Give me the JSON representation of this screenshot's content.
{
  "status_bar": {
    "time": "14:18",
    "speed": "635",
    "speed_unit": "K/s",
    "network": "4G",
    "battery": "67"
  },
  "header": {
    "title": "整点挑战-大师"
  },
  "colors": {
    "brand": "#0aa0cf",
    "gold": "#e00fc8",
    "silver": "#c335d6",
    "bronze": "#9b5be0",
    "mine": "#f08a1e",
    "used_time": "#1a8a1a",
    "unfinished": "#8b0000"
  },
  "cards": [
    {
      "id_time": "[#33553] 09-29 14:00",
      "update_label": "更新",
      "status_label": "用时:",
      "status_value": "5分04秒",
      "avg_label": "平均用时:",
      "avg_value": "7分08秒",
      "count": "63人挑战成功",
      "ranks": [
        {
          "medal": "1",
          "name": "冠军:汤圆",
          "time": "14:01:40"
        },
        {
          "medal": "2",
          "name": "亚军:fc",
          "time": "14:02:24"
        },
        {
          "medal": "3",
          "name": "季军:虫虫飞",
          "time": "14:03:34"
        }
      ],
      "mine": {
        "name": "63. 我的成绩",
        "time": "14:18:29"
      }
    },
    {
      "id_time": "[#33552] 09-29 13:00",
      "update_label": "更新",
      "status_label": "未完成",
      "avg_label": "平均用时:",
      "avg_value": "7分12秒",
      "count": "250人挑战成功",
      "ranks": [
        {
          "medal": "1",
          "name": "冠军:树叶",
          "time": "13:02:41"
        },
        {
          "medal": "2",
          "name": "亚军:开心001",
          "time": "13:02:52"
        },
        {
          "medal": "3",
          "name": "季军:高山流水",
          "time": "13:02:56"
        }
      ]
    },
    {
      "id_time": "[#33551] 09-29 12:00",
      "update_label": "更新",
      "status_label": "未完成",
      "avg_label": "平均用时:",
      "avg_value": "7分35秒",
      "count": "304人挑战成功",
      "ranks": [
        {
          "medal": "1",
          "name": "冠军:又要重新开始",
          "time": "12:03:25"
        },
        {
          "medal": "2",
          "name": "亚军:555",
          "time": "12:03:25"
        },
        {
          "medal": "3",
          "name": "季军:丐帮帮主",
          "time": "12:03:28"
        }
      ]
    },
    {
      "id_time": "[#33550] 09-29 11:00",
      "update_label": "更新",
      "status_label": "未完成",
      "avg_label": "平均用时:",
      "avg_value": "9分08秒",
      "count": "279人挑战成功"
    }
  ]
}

#### WHAT YOU HAVE TO DO:
Give back each line above precisely as it stands.

#### TASK SOLUTION:
Give me the JSON representation of this screenshot's content.
{
  "status_bar": {
    "time": "14:18",
    "speed": "635",
    "speed_unit": "K/s",
    "network": "4G",
    "battery": "67"
  },
  "header": {
    "title": "整点挑战-大师"
  },
  "colors": {
    "brand": "#0aa0cf",
    "gold": "#e00fc8",
    "silver": "#c335d6",
    "bronze": "#9b5be0",
    "mine": "#f08a1e",
    "used_time": "#1a8a1a",
    "unfinished": "#8b0000"
  },
  "cards": [
    {
      "id_time": "[#33553] 09-29 14:00",
      "update_label": "更新",
      "status_label": "用时:",
      "status_value": "5分04秒",
      "avg_label": "平均用时:",
      "avg_value": "7分08秒",
      "count": "63人挑战成功",
      "ranks": [
        {
          "medal": "1",
          "name": "冠军:汤圆",
          "time": "14:01:40"
        },
        {
          "medal": "2",
          "name": "亚军:fc",
          "time": "14:02:24"
        },
        {
          "medal": "3",
          "name": "季军:虫虫飞",
          "time": "14:03:34"
        }
      ],
      "mine": {
        "name": "63. 我的成绩",
        "time": "14:18:29"
      }
    },
    {
      "id_time": "[#33552] 09-29 13:00",
      "update_label": "更新",
      "status_label": "未完成",
      "avg_label": "平均用时:",
      "avg_value": "7分12秒",
      "count": "250人挑战成功",
      "ranks": [
        {
          "medal": "1",
          "name": "冠军:树叶",
          "time": "13:02:41"
        },
        {
          "medal": "2",
          "name": "亚军:开心001",
          "time": "13:02:52"
        },
        {
          "medal": "3",
          "name": "季军:高山流水",
          "time": "13:02:56"
        }
      ]
    },
    {
      "id_time": "[#33551] 09-29 12:00",
      "update_label": "更新",
      "status_label": "未完成",
      "avg_label": "平均用时:",
      "avg_value": "7分35秒",
      "count": "304人挑战成功",
      "ranks": [
        {
          "medal": "1",
          "name": "冠军:又要重新开始",
          "time": "12:03:25"
        },
        {
          "medal": "2",
          "name": "亚军:555",
          "time": "12:03:25"
        },
        {
          "medal": "3",
          "name": "季军:丐帮帮主",
          "time": "12:03:28"
        }
      ]
    },
    {
      "id_time": "[#33550] 09-29 11:00",
      "update_label": "更新",
      "status_label": "未完成",
      "avg_label": "平均用时:",
      "avg_value": "9分08秒",
      "count": "279人挑战成功"
    }
  ]
}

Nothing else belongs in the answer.